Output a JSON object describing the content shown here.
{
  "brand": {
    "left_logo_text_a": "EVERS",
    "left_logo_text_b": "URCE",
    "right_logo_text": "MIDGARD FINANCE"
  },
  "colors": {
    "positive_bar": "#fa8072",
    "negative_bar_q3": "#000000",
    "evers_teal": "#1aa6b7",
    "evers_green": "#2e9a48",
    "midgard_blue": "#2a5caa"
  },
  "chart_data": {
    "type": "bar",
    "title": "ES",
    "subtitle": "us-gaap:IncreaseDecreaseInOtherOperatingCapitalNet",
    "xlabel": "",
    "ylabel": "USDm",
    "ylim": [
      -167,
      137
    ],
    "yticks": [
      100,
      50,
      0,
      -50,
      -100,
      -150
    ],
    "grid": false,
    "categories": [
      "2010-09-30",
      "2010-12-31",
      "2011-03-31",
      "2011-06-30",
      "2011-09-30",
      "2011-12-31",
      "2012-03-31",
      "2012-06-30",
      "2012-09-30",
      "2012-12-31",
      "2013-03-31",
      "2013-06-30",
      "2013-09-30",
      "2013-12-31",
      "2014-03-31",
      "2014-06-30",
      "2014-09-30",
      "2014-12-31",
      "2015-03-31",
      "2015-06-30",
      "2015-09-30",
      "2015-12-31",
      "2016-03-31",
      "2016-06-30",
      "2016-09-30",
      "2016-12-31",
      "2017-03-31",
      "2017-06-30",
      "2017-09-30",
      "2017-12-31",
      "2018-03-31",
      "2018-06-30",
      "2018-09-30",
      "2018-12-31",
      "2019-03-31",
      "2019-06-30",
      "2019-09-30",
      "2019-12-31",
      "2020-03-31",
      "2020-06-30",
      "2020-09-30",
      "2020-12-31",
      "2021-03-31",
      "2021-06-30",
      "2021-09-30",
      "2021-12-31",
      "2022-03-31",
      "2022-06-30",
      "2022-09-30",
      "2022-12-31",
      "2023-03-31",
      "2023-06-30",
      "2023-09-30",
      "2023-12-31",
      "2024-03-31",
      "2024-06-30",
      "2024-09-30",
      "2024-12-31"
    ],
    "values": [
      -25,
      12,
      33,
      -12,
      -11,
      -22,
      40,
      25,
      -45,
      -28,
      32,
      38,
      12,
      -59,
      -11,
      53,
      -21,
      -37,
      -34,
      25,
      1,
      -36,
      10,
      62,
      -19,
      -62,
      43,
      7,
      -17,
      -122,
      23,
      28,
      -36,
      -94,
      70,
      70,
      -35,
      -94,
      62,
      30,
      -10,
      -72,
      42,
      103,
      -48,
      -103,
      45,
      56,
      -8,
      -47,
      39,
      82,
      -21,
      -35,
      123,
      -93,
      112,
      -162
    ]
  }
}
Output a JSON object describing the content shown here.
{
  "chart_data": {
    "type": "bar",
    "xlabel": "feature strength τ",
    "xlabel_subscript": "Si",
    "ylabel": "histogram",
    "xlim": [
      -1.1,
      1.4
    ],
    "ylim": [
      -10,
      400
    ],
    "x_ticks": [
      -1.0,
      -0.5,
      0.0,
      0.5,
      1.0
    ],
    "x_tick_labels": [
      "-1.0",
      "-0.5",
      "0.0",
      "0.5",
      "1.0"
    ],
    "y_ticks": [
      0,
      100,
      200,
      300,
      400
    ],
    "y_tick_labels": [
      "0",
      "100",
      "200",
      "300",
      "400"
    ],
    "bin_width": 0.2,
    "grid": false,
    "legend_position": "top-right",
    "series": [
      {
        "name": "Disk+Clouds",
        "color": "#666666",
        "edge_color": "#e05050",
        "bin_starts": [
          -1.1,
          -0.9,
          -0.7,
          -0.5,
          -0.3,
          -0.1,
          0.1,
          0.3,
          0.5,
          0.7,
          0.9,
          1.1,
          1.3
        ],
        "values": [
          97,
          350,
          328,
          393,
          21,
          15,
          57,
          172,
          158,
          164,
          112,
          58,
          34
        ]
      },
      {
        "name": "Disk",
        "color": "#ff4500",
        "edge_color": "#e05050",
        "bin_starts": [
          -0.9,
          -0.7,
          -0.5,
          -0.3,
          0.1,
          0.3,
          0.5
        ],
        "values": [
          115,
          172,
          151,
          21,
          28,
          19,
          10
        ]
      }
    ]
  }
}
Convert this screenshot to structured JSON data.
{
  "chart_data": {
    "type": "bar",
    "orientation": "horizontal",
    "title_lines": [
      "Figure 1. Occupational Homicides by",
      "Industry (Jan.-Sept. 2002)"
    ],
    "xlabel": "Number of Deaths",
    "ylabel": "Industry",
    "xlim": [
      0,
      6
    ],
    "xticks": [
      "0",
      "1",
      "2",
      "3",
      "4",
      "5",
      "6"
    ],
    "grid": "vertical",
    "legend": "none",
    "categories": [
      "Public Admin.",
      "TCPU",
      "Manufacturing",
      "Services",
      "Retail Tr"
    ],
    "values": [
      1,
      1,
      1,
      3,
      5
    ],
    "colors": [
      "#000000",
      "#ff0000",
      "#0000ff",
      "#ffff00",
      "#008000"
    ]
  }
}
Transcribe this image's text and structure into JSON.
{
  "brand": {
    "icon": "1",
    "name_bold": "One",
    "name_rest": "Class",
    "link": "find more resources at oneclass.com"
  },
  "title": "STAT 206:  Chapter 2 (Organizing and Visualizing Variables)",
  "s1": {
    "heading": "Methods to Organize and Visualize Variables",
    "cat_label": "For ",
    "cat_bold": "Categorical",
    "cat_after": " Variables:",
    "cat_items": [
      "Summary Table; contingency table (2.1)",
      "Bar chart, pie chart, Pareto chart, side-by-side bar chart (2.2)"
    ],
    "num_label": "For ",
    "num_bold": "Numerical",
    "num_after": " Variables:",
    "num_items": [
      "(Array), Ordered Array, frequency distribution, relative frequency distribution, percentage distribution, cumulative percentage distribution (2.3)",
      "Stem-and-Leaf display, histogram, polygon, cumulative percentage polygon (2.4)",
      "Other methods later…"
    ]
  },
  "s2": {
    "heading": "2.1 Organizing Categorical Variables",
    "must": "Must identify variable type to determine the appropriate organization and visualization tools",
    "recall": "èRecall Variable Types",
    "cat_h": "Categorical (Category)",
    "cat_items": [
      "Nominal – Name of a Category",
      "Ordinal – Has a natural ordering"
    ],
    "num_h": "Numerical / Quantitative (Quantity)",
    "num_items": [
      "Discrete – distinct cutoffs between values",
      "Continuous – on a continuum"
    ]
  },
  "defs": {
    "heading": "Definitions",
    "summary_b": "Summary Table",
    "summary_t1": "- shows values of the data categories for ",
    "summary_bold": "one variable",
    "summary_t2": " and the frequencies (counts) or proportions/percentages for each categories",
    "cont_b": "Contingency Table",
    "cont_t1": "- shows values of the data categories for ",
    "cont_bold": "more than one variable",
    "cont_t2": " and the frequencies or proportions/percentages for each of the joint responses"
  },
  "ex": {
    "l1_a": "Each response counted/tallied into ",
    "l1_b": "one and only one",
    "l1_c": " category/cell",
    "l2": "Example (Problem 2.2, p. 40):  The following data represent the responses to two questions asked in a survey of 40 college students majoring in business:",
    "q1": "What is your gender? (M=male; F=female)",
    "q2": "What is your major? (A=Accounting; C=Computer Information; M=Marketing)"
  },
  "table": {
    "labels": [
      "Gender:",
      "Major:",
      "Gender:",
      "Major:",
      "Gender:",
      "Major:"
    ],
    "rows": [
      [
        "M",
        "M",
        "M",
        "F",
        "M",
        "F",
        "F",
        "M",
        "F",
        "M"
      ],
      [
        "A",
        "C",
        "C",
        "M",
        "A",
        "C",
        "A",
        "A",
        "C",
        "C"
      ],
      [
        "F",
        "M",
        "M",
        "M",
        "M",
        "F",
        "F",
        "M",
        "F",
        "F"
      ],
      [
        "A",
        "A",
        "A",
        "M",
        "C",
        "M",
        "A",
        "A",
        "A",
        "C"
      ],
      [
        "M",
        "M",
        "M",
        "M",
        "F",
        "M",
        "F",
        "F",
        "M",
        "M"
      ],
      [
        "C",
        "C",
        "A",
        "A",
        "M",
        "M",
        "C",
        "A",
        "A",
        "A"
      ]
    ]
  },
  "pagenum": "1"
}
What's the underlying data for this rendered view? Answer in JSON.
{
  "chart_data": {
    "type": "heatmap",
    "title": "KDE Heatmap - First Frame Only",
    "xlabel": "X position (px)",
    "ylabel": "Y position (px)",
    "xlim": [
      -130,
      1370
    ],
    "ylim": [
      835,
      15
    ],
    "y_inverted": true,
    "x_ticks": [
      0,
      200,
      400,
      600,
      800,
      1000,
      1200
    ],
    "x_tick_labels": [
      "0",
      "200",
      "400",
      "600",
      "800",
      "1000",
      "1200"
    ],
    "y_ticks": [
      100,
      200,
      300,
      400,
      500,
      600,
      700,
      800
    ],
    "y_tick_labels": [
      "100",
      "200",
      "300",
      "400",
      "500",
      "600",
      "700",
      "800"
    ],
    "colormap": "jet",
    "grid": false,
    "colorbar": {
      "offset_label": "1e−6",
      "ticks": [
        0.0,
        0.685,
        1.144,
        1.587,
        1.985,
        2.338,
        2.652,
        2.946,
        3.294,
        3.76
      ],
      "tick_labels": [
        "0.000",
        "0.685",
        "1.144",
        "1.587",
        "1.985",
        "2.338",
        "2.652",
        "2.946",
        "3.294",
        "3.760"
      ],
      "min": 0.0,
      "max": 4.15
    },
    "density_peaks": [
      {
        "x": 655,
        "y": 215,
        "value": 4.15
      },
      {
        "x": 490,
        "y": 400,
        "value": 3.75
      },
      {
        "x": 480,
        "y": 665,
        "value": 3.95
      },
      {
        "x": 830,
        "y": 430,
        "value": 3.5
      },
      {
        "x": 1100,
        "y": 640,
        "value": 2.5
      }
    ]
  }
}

### Work to do
Find the word "this" in the entries, and copy every line it shows up in.

### Complete response
Convert this screenshot to structured JSON data.
Transcribe this image's text and structure into JSON.
What's the underlying data for this rendered view? Answer in JSON.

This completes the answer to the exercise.